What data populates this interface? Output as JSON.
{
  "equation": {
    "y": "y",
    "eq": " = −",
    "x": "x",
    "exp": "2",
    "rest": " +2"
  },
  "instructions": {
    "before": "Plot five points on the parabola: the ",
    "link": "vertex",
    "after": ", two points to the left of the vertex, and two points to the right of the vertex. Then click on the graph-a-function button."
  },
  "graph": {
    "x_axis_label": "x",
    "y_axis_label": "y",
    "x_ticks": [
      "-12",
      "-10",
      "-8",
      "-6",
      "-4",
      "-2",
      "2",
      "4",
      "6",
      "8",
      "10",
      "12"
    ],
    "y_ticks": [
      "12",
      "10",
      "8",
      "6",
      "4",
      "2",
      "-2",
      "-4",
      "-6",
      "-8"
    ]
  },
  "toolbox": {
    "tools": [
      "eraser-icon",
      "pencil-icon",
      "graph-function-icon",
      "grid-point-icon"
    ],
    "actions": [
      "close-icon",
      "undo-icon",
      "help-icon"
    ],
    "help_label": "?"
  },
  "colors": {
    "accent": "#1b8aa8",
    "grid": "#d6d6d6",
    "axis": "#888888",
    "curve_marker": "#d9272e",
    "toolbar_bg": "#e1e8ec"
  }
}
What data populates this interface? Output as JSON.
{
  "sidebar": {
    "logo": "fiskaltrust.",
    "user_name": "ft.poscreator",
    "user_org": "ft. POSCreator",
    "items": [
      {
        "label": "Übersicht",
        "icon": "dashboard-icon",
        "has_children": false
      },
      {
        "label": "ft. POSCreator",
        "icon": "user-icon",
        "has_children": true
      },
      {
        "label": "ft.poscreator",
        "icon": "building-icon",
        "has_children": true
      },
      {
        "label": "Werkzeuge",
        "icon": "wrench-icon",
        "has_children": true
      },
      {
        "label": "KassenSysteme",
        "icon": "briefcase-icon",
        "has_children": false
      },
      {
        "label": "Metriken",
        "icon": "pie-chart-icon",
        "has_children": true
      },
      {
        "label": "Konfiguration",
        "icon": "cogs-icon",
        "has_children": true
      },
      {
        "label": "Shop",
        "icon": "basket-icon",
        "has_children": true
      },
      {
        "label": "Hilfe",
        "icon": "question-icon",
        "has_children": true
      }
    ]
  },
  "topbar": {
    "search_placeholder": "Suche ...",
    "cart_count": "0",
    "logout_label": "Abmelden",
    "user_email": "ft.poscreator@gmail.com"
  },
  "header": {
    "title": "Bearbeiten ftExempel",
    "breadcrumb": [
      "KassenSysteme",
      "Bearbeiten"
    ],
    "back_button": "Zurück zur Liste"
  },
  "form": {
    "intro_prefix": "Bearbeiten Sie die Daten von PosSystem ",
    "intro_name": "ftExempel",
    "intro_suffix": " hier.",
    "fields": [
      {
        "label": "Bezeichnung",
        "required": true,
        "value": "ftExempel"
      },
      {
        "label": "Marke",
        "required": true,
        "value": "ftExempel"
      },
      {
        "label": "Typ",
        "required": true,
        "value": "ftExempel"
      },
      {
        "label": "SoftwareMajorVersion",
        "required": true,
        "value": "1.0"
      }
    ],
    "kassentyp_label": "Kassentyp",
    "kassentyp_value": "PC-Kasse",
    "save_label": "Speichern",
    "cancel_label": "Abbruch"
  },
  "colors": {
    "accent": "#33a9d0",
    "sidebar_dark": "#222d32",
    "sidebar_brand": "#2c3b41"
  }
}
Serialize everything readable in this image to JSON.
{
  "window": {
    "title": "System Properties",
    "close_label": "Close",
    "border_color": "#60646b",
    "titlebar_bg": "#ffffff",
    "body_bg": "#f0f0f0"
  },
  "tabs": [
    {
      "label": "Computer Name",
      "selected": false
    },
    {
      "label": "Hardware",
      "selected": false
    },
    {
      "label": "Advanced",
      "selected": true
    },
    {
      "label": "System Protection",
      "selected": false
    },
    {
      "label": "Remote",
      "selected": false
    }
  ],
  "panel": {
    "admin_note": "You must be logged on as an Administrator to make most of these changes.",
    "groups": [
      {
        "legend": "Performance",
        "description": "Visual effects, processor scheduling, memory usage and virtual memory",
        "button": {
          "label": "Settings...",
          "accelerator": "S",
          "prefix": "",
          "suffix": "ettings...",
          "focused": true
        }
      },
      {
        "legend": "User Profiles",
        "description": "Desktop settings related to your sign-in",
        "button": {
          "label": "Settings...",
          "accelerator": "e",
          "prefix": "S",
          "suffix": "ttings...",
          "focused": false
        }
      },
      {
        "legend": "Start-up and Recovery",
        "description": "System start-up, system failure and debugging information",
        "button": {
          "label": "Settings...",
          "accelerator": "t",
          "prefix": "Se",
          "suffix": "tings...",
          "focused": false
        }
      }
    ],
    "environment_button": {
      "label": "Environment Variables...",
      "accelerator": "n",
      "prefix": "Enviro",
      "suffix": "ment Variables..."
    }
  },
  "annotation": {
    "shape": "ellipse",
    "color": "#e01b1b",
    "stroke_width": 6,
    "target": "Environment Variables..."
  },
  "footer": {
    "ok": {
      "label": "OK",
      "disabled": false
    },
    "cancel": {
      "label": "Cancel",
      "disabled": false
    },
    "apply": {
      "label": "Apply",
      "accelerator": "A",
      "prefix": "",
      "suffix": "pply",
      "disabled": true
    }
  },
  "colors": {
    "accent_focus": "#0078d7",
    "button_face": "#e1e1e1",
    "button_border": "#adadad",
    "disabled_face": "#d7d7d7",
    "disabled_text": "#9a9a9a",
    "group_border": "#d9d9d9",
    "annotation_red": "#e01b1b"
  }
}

# # #

- _Objective_: Restate the listing above word for word.

- _The result_:
What data populates this interface? Output as JSON.
{
  "equation": {
    "y": "y",
    "eq": " = −",
    "x": "x",
    "exp": "2",
    "rest": " +2"
  },
  "instructions": {
    "before": "Plot five points on the parabola: the ",
    "link": "vertex",
    "after": ", two points to the left of the vertex, and two points to the right of the vertex. Then click on the graph-a-function button."
  },
  "graph": {
    "x_axis_label": "x",
    "y_axis_label": "y",
    "x_ticks": [
      "-12",
      "-10",
      "-8",
      "-6",
      "-4",
      "-2",
      "2",
      "4",
      "6",
      "8",
      "10",
      "12"
    ],
    "y_ticks": [
      "12",
      "10",
      "8",
      "6",
      "4",
      "2",
      "-2",
      "-4",
      "-6",
      "-8"
    ]
  },
  "toolbox": {
    "tools": [
      "eraser-icon",
      "pencil-icon",
      "graph-function-icon",
      "grid-point-icon"
    ],
    "actions": [
      "close-icon",
      "undo-icon",
      "help-icon"
    ],
    "help_label": "?"
  },
  "colors": {
    "accent": "#1b8aa8",
    "grid": "#d6d6d6",
    "axis": "#888888",
    "curve_marker": "#d9272e",
    "toolbar_bg": "#e1e8ec"
  }
}
What data populates this interface? Output as JSON.
{
  "sidebar": {
    "logo": "fiskaltrust.",
    "user_name": "ft.poscreator",
    "user_org": "ft. POSCreator",
    "items": [
      {
        "label": "Übersicht",
        "icon": "dashboard-icon",
        "has_children": false
      },
      {
        "label": "ft. POSCreator",
        "icon": "user-icon",
        "has_children": true
      },
      {
        "label": "ft.poscreator",
        "icon": "building-icon",
        "has_children": true
      },
      {
        "label": "Werkzeuge",
        "icon": "wrench-icon",
        "has_children": true
      },
      {
        "label": "KassenSysteme",
        "icon": "briefcase-icon",
        "has_children": false
      },
      {
        "label": "Metriken",
        "icon": "pie-chart-icon",
        "has_children": true
      },
      {
        "label": "Konfiguration",
        "icon": "cogs-icon",
        "has_children": true
      },
      {
        "label": "Shop",
        "icon": "basket-icon",
        "has_children": true
      },
      {
        "label": "Hilfe",
        "icon": "question-icon",
        "has_children": true
      }
    ]
  },
  "topbar": {
    "search_placeholder": "Suche ...",
    "cart_count": "0",
    "logout_label": "Abmelden",
    "user_email": "ft.poscreator@gmail.com"
  },
  "header": {
    "title": "Bearbeiten ftExempel",
    "breadcrumb": [
      "KassenSysteme",
      "Bearbeiten"
    ],
    "back_button": "Zurück zur Liste"
  },
  "form": {
    "intro_prefix": "Bearbeiten Sie die Daten von PosSystem ",
    "intro_name": "ftExempel",
    "intro_suffix": " hier.",
    "fields": [
      {
        "label": "Bezeichnung",
        "required": true,
        "value": "ftExempel"
      },
      {
        "label": "Marke",
        "required": true,
        "value": "ftExempel"
      },
      {
        "label": "Typ",
        "required": true,
        "value": "ftExempel"
      },
      {
        "label": "SoftwareMajorVersion",
        "required": true,
        "value": "1.0"
      }
    ],
    "kassentyp_label": "Kassentyp",
    "kassentyp_value": "PC-Kasse",
    "save_label": "Speichern",
    "cancel_label": "Abbruch"
  },
  "colors": {
    "accent": "#33a9d0",
    "sidebar_dark": "#222d32",
    "sidebar_brand": "#2c3b41"
  }
}
Serialize everything readable in this image to JSON.
{
  "window": {
    "title": "System Properties",
    "close_label": "Close",
    "border_color": "#60646b",
    "titlebar_bg": "#ffffff",
    "body_bg": "#f0f0f0"
  },
  "tabs": [
    {
      "label": "Computer Name",
      "selected": false
    },
    {
      "label": "Hardware",
      "selected": false
    },
    {
      "label": "Advanced",
      "selected": true
    },
    {
      "label": "System Protection",
      "selected": false
    },
    {
      "label": "Remote",
      "selected": false
    }
  ],
  "panel": {
    "admin_note": "You must be logged on as an Administrator to make most of these changes.",
    "groups": [
      {
        "legend": "Performance",
        "description": "Visual effects, processor scheduling, memory usage and virtual memory",
        "button": {
          "label": "Settings...",
          "accelerator": "S",
          "prefix": "",
          "suffix": "ettings...",
          "focused": true
        }
      },
      {
        "legend": "User Profiles",
        "description": "Desktop settings related to your sign-in",
        "button": {
          "label": "Settings...",
          "accelerator": "e",
          "prefix": "S",
          "suffix": "ttings...",
          "focused": false
        }
      },
      {
        "legend": "Start-up and Recovery",
        "description": "System start-up, system failure and debugging information",
        "button": {
          "label": "Settings...",
          "accelerator": "t",
          "prefix": "Se",
          "suffix": "tings...",
          "focused": false
        }
      }
    ],
    "environment_button": {
      "label": "Environment Variables...",
      "accelerator": "n",
      "prefix": "Enviro",
      "suffix": "ment Variables..."
    }
  },
  "annotation": {
    "shape": "ellipse",
    "color": "#e01b1b",
    "stroke_width": 6,
    "target": "Environment Variables..."
  },
  "footer": {
    "ok": {
      "label": "OK",
      "disabled": false
    },
    "cancel": {
      "label": "Cancel",
      "disabled": false
    },
    "apply": {
      "label": "Apply",
      "accelerator": "A",
      "prefix": "",
      "suffix": "pply",
      "disabled": true
    }
  },
  "colors": {
    "accent_focus": "#0078d7",
    "button_face": "#e1e1e1",
    "button_border": "#adadad",
    "disabled_face": "#d7d7d7",
    "disabled_text": "#9a9a9a",
    "group_border": "#d9d9d9",
    "annotation_red": "#e01b1b"
  }
}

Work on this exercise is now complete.